╭─ Data in this exercise
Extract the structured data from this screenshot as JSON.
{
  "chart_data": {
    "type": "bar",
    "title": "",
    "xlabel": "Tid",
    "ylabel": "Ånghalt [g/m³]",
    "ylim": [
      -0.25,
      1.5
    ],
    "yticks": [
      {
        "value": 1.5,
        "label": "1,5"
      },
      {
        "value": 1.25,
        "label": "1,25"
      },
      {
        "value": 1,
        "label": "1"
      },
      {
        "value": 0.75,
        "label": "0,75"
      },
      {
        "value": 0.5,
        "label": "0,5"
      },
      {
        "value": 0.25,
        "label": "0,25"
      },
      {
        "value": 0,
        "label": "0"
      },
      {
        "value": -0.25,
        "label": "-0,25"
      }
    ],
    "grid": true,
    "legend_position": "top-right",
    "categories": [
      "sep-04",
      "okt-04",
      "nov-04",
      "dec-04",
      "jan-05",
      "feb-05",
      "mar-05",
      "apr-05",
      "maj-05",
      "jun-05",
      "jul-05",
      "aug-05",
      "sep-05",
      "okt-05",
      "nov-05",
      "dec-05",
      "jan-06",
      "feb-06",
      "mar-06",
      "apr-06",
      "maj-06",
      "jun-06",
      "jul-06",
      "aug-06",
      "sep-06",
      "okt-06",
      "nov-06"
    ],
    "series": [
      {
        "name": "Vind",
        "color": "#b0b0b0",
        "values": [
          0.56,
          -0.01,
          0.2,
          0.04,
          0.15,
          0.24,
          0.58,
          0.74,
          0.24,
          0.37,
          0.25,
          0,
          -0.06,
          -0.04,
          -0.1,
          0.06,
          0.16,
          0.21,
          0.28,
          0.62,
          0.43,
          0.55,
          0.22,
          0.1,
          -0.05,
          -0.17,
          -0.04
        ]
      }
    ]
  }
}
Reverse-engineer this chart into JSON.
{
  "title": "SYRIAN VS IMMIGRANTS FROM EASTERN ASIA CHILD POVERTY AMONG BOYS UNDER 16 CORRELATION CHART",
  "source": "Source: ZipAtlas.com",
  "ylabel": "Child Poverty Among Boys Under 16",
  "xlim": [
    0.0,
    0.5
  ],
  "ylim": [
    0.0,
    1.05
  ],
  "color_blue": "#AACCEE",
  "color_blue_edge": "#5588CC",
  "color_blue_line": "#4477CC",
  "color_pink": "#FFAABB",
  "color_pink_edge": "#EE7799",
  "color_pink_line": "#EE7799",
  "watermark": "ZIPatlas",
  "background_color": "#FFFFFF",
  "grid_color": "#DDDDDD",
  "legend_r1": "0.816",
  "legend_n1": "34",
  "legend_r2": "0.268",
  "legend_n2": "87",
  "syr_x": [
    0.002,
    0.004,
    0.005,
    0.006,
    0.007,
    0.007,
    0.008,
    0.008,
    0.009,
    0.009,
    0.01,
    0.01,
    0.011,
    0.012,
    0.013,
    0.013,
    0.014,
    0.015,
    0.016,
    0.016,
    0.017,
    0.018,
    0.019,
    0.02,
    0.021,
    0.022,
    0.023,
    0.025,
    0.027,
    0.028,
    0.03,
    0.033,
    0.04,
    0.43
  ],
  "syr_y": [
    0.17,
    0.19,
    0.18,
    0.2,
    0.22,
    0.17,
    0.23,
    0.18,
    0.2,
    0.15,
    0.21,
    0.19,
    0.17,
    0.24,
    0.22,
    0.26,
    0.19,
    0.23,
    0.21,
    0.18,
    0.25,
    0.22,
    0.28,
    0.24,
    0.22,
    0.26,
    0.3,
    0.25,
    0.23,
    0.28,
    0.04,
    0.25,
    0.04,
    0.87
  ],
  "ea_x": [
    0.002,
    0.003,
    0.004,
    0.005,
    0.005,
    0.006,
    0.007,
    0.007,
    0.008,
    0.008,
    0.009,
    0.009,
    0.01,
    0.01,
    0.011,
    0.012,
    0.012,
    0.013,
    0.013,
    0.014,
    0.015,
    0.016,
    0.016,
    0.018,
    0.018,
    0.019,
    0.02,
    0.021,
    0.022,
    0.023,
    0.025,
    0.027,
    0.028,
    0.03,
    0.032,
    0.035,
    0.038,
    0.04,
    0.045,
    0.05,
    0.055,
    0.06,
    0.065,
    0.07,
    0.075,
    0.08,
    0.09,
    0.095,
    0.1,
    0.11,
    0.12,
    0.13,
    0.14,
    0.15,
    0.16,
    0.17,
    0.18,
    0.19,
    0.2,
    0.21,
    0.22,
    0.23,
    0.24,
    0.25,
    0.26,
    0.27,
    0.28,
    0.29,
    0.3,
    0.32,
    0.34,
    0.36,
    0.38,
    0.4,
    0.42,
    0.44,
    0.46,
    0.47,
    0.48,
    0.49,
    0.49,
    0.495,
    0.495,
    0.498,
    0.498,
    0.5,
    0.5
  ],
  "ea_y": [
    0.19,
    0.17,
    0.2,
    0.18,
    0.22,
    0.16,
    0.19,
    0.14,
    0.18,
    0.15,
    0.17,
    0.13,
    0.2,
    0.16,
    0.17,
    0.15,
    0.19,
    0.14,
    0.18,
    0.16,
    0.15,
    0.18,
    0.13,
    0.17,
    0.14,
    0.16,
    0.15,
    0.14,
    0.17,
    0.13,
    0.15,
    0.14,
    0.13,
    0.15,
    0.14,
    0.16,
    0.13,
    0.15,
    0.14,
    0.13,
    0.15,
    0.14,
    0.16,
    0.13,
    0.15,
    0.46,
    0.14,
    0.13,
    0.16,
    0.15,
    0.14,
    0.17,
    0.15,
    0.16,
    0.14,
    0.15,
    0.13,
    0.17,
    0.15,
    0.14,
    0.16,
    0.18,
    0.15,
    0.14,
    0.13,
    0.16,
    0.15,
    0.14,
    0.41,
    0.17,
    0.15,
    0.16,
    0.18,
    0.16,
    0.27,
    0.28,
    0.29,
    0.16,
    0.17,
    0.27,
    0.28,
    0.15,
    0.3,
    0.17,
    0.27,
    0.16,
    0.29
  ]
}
╰─
- Written problem: Which lines hold the word "JSON"? Copy every one of them.

- Reply:
Extract the structured data from this screenshot as JSON.
Reverse-engineer this chart into JSON.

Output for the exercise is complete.